Dataset items »
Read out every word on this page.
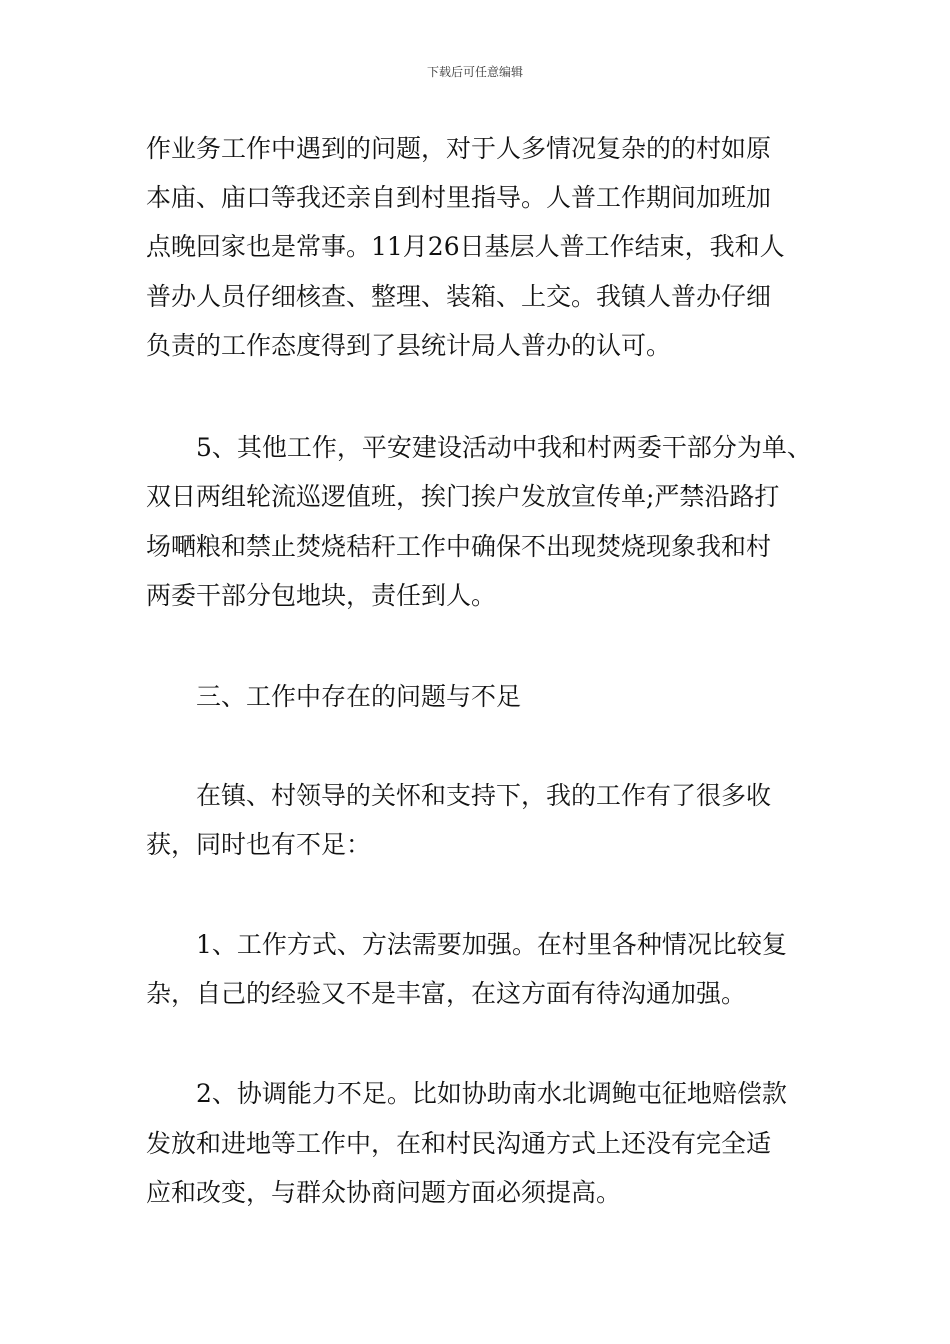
下载后可任意编辑
作业务工作中遇到的问题，对于人多情况复杂的的村如原
本庙、庙口等我还亲自到村里指导。人普工作期间加班加
点晚回家也是常事。11月26日基层人普工作结束，我和人
普办人员仔细核查、整理、装箱、上交。我镇人普办仔细
负责的工作态度得到了县统计局人普办的认可。
5、其他工作，平安建设活动中我和村两委干部分为单、
双日两组轮流巡逻值班，挨门挨户发放宣传单;严禁沿路打
场嗮粮和禁止焚烧秸秆工作中确保不出现焚烧现象我和村
两委干部分包地块，责任到人。
三、工作中存在的问题与不足
在镇、村领导的关怀和支持下，我的工作有了很多收
获，同时也有不足：
1、工作方式、方法需要加强。在村里各种情况比较复
杂，自己的经验又不是丰富，在这方面有待沟通加强。
2、协调能力不足。比如协助南水北调鲍屯征地赔偿款
发放和进地等工作中，在和村民沟通方式上还没有完全适
应和改变，与群众协商问题方面必须提高。
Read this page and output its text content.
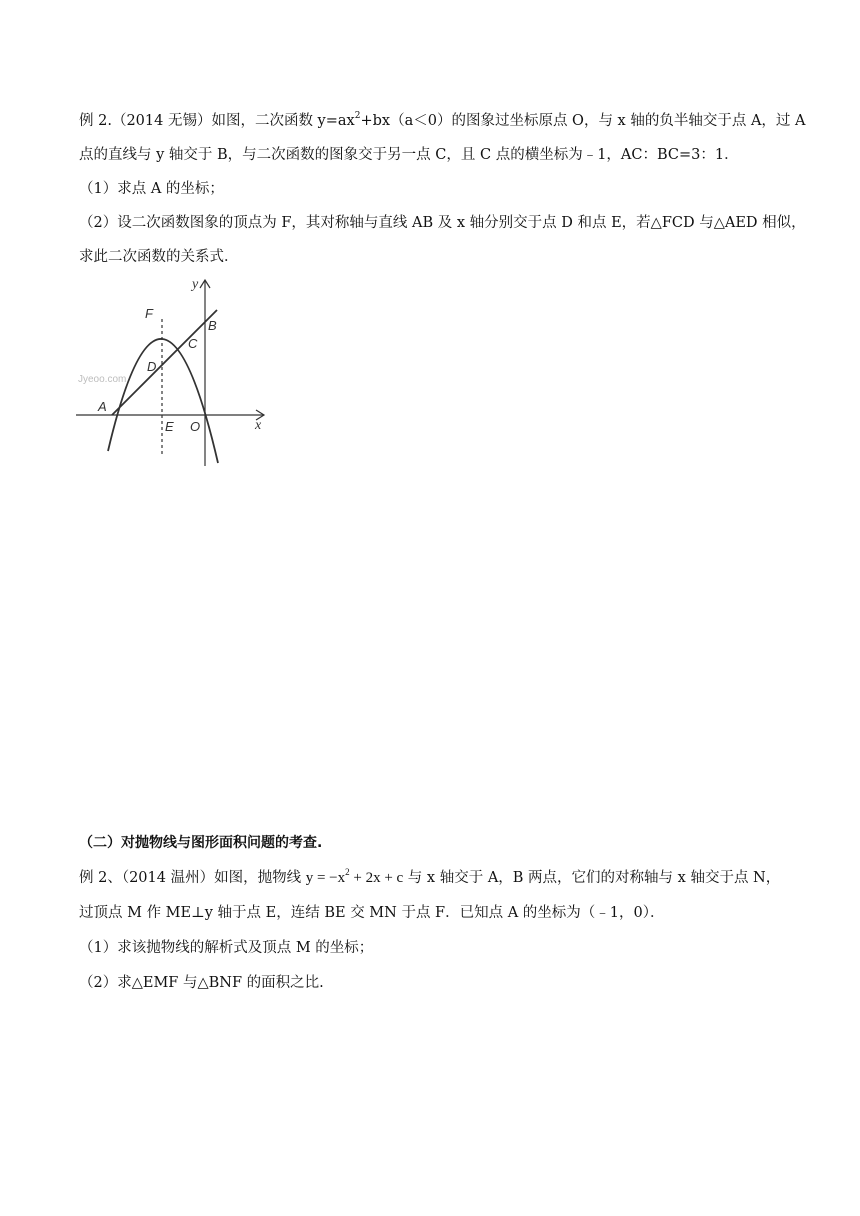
例 2.（2014 无锡）如图，二次函数 $y=ax^2+bx(a<0)$的图象过坐标原点 O，与 x 轴的负半轴交于点 A，过 A
点的直线与 y 轴交于 B，与二次函数的图象交于另一点 C，且 C 点的横坐标为﹣1，AC：BC=3：1．
（1）求点 A 的坐标；
（2）设二次函数图象的顶点为 F，其对称轴与直线 AB 及 x 轴分别交于点 D 和点 E，若△FCD 与△AED 相似，
求此二次函数的关系式．
Jyeoo.com
y
x
F
B
C
D
A
E O
（二）对抛物线与图形面积问题的考查.
例 2、（2014 温州）如图，抛物线 $y = -x^2 + 2x + c$ 与 x 轴交于 A，B 两点，它们的对称轴与 x 轴交于点 N，
过顶点 M 作 ME⊥y 轴于点 E，连结 BE 交 MN 于点 F．已知点 A 的坐标为（﹣1，0）．
（1）求该抛物线的解析式及顶点 M 的坐标；
（2）求△EMF 与△BNF 的面积之比.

PROBLEM REQUIREMENTS » Go through the listing above and work out how many lines contain the string "page". Reply with the number alone.

ANSWER TO THIS PROBLEM » 2